** TASK DIRECTIONS **
Copy each of the lines below word for word, omitting any pictures.

** SUPPLIED DATA **
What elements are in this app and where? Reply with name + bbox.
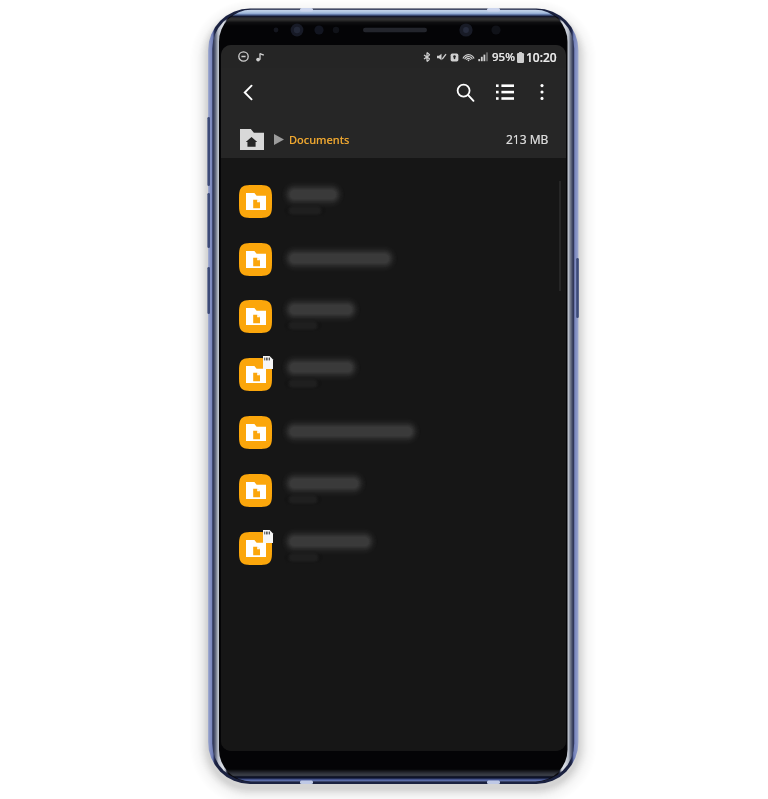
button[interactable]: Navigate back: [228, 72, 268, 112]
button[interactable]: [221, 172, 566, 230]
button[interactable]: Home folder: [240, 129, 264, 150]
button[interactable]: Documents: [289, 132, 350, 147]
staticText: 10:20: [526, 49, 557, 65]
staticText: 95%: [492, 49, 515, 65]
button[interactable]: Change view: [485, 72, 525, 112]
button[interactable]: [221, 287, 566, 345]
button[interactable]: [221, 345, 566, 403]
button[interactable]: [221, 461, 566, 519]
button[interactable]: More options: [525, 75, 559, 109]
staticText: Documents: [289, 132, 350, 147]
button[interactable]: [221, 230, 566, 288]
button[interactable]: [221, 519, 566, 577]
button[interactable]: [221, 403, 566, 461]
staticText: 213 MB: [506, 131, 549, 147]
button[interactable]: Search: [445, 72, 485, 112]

** RESULT FOR THIS TASK **
What elements are in this app and where? Reply with name + bbox.
button[interactable]: Navigate back: [228, 72, 268, 112]
button[interactable]: [221, 172, 566, 230]
button[interactable]: Home folder: [240, 129, 264, 150]
button[interactable]: Documents: [289, 132, 350, 147]
staticText: 10:20: [526, 49, 557, 65]
staticText: 95%: [492, 49, 515, 65]
button[interactable]: Change view: [485, 72, 525, 112]
button[interactable]: [221, 287, 566, 345]
button[interactable]: [221, 345, 566, 403]
button[interactable]: [221, 461, 566, 519]
button[interactable]: More options: [525, 75, 559, 109]
staticText: Documents: [289, 132, 350, 147]
button[interactable]: [221, 230, 566, 288]
button[interactable]: [221, 519, 566, 577]
button[interactable]: [221, 403, 566, 461]
staticText: 213 MB: [506, 131, 549, 147]
button[interactable]: Search: [445, 72, 485, 112]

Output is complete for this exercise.